┏━━
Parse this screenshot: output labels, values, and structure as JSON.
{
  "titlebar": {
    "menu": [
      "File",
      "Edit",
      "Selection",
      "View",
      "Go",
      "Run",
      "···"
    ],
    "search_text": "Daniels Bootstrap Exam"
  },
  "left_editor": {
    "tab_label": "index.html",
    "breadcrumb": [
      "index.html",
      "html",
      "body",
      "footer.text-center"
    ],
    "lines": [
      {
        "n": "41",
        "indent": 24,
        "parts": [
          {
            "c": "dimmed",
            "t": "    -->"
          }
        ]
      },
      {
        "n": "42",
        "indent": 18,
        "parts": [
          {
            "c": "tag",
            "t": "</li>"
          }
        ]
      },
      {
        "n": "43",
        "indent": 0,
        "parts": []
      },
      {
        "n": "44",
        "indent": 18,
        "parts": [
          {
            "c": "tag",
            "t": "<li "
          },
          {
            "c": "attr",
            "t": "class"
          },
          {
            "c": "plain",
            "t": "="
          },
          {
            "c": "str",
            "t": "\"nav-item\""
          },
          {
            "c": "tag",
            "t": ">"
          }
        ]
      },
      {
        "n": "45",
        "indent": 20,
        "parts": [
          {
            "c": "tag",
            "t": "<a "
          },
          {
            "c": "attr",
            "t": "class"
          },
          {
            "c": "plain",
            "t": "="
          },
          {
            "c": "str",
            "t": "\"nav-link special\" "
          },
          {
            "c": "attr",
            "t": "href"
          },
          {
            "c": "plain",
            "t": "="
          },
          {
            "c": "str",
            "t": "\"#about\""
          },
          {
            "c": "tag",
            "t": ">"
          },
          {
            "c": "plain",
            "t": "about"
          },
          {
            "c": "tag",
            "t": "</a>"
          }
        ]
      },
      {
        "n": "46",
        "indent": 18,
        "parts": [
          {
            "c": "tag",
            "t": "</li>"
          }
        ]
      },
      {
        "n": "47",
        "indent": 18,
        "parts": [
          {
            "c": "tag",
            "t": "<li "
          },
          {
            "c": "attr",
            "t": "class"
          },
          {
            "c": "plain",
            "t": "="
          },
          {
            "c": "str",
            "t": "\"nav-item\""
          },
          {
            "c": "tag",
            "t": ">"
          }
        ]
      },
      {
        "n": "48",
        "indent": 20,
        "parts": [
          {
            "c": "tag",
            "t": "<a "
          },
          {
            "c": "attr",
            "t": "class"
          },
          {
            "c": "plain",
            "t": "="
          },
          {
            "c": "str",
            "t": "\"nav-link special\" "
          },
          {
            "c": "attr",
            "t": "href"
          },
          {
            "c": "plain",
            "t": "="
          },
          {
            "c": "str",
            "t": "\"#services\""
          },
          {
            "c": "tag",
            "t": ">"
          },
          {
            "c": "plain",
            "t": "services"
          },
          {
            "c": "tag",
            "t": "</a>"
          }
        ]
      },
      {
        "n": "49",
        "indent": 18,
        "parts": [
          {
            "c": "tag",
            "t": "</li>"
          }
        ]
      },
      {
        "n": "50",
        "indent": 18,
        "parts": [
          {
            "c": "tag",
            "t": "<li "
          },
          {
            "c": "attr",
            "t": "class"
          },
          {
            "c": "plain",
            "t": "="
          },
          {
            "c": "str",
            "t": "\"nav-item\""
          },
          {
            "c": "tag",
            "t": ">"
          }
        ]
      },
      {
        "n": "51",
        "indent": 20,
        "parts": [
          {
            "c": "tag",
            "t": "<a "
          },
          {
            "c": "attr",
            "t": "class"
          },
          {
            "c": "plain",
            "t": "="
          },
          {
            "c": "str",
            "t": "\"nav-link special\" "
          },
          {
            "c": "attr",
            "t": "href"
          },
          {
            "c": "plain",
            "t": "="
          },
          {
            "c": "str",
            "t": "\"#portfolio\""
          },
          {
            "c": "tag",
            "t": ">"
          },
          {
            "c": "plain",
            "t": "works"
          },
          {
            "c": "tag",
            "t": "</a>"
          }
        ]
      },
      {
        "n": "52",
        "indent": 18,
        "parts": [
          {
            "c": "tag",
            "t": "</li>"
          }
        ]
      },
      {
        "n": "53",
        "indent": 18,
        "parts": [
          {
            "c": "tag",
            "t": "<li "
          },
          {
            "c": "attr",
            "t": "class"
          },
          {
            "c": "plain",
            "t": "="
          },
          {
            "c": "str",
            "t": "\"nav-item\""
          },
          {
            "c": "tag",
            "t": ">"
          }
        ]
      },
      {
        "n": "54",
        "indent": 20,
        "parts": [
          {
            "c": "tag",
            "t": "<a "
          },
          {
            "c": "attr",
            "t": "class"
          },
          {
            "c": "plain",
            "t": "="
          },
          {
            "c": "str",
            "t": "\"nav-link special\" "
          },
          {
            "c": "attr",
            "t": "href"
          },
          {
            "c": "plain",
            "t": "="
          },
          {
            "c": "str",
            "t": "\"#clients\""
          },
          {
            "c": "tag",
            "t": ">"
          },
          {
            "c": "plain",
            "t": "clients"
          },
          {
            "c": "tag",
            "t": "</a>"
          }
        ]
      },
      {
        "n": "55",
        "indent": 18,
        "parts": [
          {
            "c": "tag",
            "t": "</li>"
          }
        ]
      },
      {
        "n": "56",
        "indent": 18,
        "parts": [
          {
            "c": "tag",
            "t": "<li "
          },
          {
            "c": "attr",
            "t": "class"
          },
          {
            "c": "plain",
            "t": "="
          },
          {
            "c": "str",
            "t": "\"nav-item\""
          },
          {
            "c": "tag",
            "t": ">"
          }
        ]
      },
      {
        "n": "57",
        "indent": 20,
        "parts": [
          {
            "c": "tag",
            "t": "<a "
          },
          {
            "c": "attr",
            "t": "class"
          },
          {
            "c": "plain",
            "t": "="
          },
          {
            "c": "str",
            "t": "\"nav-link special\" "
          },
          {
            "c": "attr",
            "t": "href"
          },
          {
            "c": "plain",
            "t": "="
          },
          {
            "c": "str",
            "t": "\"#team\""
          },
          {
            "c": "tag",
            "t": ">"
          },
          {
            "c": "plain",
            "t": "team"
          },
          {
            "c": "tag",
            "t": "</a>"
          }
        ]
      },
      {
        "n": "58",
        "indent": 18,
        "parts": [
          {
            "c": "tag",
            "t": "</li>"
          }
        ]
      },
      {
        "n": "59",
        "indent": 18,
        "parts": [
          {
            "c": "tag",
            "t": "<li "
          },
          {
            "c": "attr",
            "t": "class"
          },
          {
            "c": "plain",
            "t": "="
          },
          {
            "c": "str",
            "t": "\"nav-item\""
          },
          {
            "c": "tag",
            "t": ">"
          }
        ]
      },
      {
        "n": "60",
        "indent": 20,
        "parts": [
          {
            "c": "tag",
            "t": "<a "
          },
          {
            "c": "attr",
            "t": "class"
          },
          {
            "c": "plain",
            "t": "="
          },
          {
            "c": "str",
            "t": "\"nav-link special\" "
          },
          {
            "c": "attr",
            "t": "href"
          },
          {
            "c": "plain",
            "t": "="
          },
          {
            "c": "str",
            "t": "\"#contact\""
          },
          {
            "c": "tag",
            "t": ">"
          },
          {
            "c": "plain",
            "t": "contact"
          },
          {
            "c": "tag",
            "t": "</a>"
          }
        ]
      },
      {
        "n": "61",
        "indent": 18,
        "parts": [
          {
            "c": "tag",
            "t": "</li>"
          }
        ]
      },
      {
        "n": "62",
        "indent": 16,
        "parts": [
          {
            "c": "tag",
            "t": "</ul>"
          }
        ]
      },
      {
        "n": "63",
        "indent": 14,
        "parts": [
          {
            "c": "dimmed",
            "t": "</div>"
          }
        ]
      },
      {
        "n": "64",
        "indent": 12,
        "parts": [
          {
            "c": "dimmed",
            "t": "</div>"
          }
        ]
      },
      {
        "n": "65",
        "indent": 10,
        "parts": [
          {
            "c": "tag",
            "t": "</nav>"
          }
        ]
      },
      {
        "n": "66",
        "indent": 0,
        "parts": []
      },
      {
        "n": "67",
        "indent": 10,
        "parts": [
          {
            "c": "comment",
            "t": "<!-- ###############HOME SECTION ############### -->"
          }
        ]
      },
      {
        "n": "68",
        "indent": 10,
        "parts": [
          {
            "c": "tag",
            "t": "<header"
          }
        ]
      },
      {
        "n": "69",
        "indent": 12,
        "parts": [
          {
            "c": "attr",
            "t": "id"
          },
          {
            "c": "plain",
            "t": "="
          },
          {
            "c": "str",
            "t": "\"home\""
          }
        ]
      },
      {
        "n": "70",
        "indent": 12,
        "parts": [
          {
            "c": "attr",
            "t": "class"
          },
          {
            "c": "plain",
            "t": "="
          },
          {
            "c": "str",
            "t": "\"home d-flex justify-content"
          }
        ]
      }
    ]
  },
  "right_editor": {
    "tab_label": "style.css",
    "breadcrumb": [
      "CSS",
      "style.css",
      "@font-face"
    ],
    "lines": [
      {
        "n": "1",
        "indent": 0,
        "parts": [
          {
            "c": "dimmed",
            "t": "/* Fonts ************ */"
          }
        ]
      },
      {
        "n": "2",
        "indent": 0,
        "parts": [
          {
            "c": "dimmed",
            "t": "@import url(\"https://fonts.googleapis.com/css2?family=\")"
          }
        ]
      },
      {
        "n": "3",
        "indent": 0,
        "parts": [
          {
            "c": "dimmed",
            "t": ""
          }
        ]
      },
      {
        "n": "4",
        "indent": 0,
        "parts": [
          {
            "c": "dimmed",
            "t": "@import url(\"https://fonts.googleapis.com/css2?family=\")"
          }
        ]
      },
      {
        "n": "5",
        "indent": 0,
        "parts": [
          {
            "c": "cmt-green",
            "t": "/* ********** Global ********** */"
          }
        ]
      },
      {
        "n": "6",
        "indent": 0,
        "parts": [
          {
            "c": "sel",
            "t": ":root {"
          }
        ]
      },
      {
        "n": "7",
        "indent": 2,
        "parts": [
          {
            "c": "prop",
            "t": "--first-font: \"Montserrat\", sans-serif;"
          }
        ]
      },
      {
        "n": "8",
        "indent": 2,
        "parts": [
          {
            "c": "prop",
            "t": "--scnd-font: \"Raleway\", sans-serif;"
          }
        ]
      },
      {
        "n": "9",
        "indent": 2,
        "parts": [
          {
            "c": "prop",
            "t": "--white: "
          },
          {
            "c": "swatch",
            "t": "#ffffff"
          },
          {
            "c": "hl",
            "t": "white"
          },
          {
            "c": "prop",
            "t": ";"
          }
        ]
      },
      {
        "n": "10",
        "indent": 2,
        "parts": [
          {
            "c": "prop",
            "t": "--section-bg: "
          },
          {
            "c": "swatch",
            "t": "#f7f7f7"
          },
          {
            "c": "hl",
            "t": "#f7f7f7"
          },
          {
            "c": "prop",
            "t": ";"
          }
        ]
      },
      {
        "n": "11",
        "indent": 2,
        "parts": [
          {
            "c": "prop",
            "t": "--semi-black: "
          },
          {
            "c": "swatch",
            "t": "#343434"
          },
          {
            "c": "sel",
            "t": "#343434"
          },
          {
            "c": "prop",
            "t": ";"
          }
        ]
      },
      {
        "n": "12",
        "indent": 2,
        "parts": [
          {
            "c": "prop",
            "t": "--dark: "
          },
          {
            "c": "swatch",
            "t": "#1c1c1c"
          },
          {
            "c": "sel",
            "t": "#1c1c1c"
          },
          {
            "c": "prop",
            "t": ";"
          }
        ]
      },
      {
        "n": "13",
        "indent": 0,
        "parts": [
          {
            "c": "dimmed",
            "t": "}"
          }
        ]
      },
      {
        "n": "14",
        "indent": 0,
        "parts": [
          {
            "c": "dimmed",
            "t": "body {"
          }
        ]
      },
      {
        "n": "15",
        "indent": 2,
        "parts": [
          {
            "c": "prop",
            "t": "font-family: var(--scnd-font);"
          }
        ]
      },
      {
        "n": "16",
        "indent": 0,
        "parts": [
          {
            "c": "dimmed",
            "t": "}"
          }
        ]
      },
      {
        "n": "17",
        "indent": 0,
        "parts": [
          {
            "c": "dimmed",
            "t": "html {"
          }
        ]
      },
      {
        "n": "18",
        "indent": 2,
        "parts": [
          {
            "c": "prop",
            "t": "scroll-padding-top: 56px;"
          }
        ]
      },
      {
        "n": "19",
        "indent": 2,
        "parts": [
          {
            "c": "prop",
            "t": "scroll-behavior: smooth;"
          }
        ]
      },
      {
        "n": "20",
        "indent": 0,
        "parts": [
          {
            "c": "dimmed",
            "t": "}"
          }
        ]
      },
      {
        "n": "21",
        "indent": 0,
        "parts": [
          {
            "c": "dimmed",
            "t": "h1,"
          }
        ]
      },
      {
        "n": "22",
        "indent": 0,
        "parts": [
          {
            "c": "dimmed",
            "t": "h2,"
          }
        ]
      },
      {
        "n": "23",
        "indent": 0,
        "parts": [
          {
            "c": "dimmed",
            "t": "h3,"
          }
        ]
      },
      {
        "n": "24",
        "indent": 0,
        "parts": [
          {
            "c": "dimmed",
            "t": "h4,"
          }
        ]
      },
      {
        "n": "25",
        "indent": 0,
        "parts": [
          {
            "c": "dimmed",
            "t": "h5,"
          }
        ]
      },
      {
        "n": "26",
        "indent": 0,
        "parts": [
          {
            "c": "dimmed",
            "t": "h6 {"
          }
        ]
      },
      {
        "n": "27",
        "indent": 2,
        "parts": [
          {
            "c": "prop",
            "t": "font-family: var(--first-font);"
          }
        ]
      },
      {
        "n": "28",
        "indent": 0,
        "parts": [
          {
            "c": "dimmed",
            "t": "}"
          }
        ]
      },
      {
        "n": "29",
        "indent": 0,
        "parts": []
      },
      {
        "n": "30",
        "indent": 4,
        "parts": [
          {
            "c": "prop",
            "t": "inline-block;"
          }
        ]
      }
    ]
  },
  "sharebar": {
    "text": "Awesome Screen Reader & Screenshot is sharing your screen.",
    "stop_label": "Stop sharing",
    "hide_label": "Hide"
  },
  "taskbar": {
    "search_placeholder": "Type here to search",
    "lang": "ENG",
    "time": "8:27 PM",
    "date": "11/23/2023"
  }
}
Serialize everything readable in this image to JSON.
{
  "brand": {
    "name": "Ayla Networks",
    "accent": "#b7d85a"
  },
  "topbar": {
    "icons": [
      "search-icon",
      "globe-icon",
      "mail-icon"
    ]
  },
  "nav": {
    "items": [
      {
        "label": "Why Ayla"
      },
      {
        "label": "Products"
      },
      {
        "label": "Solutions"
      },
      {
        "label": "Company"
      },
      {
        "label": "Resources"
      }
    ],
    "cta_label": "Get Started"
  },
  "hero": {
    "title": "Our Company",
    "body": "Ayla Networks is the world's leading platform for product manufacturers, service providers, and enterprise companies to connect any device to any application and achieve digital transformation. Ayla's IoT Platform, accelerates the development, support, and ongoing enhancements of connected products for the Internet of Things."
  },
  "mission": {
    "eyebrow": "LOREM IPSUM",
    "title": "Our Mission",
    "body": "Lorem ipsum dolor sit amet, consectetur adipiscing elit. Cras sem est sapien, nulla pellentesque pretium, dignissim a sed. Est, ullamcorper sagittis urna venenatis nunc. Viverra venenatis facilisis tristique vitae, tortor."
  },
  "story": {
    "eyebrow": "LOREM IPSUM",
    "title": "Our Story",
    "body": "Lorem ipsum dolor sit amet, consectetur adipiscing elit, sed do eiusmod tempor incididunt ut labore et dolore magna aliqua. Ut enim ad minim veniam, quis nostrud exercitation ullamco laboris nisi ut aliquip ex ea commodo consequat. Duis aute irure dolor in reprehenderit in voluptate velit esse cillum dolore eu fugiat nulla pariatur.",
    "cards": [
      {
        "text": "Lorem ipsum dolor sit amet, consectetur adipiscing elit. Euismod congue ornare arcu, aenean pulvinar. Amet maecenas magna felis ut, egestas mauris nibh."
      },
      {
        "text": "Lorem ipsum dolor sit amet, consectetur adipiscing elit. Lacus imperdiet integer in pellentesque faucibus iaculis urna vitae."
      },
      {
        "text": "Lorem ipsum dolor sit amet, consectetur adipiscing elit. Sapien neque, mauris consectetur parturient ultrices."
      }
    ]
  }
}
┗━━
Goal of the exercise: Show the lines of the records that include the string "Networks".

Finished answer:
    "name": "Ayla Networks",
    "body": "Ayla Networks is the world's leading platform for product manufacturers, service providers, and enterprise companies to connect any device to any application and achieve digital transformation. Ayla's IoT Platform, accelerates the development, support, and ongoing enhancements of connected products for the Internet of Things."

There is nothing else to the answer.